[Stored records]

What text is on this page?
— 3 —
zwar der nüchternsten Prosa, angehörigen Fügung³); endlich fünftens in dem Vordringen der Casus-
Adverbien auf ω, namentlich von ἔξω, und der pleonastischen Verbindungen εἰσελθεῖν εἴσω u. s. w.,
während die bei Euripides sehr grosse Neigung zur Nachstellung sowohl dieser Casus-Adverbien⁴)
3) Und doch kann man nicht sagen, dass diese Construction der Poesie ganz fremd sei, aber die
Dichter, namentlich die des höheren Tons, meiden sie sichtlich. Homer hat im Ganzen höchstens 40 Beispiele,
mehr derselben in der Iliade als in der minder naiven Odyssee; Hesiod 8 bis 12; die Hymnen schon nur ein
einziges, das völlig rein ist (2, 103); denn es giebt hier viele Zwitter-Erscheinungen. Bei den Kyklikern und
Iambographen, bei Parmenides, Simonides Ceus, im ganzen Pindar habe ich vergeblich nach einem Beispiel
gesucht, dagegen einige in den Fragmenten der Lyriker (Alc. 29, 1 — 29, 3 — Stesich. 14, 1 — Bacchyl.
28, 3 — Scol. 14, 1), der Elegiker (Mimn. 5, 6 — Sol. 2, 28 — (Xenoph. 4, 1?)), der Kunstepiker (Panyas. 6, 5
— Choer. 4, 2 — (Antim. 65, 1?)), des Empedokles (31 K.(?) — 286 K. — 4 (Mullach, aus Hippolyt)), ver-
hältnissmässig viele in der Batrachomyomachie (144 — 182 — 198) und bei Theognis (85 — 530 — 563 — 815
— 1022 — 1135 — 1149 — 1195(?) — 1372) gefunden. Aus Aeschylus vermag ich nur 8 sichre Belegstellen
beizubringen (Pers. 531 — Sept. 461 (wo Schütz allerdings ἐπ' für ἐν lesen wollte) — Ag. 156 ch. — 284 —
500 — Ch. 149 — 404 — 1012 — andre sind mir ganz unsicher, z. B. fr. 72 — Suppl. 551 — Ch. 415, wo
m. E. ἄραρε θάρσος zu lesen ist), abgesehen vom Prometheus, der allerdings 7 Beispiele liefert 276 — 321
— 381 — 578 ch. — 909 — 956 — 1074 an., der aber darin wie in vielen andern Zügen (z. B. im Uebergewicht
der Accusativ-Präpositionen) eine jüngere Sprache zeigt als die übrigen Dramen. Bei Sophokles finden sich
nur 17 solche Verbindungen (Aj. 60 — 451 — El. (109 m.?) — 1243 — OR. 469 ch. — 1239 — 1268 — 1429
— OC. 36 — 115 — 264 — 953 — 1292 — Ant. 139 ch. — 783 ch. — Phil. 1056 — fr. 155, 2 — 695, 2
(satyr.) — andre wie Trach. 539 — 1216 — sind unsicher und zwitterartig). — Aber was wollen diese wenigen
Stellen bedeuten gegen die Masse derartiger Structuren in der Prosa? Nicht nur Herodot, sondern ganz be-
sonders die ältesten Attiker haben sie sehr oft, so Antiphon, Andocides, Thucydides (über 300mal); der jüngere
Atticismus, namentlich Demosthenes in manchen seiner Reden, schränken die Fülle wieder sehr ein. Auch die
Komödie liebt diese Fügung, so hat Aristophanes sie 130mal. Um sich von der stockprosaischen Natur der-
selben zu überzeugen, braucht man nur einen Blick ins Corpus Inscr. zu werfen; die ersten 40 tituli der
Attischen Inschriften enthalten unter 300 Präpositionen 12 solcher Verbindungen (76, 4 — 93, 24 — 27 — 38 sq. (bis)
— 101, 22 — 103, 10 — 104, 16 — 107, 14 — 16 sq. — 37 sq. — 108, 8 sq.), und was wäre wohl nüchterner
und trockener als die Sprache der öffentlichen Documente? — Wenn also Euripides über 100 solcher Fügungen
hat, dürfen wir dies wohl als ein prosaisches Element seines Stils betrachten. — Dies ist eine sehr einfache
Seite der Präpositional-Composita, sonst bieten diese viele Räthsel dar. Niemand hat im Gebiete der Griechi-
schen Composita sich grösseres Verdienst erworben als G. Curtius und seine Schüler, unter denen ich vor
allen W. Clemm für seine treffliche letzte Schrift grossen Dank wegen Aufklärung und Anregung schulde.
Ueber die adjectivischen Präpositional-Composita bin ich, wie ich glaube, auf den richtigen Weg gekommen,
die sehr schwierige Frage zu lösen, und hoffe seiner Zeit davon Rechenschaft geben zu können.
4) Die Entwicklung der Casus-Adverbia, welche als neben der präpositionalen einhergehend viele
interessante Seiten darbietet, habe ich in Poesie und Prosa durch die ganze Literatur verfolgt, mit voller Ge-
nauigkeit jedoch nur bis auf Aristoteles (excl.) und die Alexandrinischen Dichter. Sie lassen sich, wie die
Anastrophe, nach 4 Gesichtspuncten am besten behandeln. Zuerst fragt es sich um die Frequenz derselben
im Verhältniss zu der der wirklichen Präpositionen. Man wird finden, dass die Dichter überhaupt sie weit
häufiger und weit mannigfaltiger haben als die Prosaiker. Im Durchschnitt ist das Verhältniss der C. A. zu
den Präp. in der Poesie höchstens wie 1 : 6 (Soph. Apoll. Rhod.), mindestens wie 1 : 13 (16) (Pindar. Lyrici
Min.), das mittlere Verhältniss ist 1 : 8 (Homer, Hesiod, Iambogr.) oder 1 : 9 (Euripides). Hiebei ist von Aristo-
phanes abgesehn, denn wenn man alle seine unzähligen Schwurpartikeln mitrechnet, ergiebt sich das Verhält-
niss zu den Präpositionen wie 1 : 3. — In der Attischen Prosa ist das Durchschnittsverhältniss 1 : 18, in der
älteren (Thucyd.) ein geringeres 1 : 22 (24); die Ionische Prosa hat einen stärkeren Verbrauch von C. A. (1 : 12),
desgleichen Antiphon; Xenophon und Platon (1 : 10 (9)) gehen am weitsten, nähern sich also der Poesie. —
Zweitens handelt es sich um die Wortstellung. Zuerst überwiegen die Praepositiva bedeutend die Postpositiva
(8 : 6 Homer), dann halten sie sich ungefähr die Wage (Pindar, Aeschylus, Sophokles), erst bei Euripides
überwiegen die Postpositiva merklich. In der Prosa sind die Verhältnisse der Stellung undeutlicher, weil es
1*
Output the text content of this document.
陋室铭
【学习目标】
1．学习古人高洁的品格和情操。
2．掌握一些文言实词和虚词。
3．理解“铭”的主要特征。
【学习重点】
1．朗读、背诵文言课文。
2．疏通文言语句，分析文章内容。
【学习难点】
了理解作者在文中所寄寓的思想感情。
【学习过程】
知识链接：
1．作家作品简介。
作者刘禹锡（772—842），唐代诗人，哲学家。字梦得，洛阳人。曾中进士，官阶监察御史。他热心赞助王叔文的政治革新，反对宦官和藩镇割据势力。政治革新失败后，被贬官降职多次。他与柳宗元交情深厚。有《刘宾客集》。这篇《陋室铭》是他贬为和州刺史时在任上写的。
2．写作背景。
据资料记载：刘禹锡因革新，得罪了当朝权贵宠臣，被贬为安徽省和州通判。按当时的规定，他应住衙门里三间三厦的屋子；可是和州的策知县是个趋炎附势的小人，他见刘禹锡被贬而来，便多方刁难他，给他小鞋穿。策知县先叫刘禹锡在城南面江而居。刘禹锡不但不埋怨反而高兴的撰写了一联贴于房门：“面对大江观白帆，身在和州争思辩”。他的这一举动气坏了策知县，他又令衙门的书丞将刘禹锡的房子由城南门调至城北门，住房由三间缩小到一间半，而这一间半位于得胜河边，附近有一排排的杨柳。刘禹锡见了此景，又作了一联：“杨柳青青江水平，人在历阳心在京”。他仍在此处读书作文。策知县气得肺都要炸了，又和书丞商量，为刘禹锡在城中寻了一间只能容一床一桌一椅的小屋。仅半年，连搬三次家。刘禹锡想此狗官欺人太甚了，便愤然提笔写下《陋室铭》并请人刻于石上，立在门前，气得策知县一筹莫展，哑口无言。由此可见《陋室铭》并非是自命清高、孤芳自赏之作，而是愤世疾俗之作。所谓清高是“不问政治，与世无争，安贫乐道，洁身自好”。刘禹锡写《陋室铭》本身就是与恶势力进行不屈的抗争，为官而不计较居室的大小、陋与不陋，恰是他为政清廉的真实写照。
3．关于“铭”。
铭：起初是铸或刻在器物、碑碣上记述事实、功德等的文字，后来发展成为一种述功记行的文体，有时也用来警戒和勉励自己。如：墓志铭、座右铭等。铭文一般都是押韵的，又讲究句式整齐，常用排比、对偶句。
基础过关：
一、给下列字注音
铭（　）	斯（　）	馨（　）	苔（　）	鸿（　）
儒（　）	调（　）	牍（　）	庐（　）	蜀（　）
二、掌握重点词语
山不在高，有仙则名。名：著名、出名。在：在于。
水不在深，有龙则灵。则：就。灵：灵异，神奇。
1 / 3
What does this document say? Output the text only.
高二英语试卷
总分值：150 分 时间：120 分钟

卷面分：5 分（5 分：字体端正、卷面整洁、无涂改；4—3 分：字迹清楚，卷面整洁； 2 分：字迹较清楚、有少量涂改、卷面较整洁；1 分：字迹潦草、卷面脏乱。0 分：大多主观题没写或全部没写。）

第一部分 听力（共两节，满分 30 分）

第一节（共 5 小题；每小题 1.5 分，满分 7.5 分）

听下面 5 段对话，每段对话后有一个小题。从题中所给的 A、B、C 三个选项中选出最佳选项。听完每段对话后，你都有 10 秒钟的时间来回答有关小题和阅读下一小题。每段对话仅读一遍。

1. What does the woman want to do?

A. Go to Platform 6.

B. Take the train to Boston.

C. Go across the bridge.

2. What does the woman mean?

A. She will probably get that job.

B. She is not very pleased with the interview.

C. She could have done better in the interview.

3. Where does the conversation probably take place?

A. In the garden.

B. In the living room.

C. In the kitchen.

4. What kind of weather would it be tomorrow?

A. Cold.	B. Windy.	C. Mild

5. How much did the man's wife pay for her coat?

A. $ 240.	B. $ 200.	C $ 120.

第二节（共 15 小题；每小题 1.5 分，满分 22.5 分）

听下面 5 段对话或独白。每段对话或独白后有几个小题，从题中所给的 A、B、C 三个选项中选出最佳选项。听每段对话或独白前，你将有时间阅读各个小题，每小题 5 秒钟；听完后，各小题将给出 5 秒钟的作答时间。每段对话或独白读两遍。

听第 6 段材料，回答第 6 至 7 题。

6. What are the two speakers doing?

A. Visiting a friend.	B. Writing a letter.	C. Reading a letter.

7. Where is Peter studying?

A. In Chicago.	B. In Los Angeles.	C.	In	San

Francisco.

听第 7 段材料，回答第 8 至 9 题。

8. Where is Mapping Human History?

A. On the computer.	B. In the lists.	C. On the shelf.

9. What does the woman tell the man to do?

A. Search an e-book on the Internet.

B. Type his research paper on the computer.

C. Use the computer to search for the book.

• REQUIRED TASK: Tally the lines above that contain the word "从题中所给的", and reply with only the number.

• ANSWER TO THE PROBLEM: 2